- **Records provided**:
————————

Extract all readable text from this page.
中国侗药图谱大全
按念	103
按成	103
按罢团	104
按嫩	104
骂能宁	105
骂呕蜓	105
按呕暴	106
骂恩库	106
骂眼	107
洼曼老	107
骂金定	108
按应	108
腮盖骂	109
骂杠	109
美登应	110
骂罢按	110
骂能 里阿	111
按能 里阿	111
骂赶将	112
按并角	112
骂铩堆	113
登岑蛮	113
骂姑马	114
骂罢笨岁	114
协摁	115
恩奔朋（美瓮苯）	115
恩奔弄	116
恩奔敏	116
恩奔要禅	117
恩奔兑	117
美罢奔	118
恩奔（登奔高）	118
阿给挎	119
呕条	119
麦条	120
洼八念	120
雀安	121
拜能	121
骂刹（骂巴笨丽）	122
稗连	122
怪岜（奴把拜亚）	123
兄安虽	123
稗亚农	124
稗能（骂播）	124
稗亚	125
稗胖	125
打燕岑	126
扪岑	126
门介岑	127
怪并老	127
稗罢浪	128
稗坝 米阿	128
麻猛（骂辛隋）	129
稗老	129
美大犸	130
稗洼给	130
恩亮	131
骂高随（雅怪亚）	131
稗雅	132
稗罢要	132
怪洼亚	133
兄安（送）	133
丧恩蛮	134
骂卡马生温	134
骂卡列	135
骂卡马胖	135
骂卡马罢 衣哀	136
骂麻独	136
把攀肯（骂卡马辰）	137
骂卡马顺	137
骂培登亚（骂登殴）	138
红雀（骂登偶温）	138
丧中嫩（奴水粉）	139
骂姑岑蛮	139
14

————————

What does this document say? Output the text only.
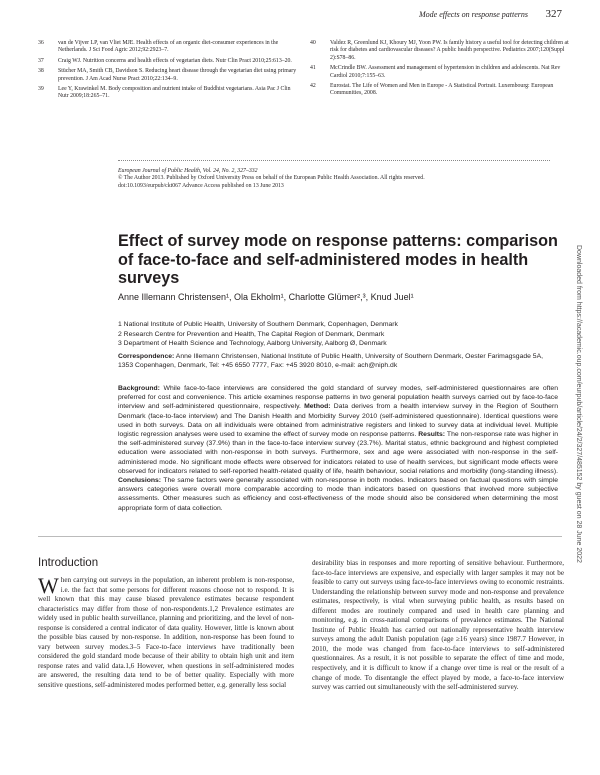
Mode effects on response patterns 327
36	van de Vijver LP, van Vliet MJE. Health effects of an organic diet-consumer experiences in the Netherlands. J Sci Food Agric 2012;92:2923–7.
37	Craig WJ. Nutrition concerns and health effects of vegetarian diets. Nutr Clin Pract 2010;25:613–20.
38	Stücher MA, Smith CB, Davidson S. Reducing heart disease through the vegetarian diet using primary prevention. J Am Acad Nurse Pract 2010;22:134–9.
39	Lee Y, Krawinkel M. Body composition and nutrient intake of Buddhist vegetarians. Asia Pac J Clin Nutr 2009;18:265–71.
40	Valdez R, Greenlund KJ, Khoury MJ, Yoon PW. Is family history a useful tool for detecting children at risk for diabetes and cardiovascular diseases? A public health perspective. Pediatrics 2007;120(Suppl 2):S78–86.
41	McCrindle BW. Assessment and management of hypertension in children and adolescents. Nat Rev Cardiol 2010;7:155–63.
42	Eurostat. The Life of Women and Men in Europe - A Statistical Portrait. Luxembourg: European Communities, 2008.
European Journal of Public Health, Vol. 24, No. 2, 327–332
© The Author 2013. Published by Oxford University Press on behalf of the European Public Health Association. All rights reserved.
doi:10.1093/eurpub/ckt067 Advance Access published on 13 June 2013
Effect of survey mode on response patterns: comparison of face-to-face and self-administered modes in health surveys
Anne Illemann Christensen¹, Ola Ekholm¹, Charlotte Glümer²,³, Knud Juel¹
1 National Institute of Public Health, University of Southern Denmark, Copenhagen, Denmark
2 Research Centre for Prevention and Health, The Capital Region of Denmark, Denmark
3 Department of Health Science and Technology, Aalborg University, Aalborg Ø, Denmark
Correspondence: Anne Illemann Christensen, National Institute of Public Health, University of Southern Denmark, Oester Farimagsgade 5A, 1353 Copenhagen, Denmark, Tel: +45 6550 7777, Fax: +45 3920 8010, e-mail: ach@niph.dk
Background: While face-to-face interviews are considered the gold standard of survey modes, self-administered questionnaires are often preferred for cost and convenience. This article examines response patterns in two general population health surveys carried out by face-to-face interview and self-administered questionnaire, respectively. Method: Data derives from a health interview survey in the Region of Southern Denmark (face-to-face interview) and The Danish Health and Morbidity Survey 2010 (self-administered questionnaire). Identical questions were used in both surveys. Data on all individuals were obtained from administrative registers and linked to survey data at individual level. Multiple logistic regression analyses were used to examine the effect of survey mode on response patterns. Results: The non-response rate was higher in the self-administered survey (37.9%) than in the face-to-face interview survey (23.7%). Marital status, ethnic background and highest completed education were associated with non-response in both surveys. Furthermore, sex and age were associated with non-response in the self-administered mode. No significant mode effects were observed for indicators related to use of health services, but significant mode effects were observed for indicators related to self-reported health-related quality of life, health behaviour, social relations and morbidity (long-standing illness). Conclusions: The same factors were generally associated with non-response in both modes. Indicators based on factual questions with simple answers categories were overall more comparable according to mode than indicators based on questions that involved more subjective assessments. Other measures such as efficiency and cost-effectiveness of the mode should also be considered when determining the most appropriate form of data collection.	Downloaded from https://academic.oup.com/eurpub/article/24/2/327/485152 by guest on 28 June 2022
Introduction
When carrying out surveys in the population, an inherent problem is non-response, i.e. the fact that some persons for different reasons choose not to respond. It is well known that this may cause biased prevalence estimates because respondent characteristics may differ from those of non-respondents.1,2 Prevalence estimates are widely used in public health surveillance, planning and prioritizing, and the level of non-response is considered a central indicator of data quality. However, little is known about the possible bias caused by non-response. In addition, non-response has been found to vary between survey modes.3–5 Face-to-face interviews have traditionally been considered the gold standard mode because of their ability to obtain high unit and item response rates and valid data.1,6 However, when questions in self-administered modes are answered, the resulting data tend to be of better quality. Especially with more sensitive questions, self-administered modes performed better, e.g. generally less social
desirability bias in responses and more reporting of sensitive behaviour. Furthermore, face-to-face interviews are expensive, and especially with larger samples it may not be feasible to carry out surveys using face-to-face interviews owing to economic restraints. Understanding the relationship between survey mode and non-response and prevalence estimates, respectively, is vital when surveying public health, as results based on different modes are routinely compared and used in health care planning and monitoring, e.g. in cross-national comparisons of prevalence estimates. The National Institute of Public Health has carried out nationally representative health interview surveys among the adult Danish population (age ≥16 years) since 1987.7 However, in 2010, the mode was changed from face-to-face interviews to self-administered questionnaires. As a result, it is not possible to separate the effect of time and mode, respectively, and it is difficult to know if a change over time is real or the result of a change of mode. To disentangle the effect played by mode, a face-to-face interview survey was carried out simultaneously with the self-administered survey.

————————

- **What needs to be done**: Pull out all lines from the entries above in which the word "Clin" appears.

- **Worked answer**:
37	Craig WJ. Nutrition concerns and health effects of vegetarian diets. Nutr Clin Pract 2010;25:613–20.
39	Lee Y, Krawinkel M. Body composition and nutrient intake of Buddhist vegetarians. Asia Pac J Clin Nutr 2009;18:265–71.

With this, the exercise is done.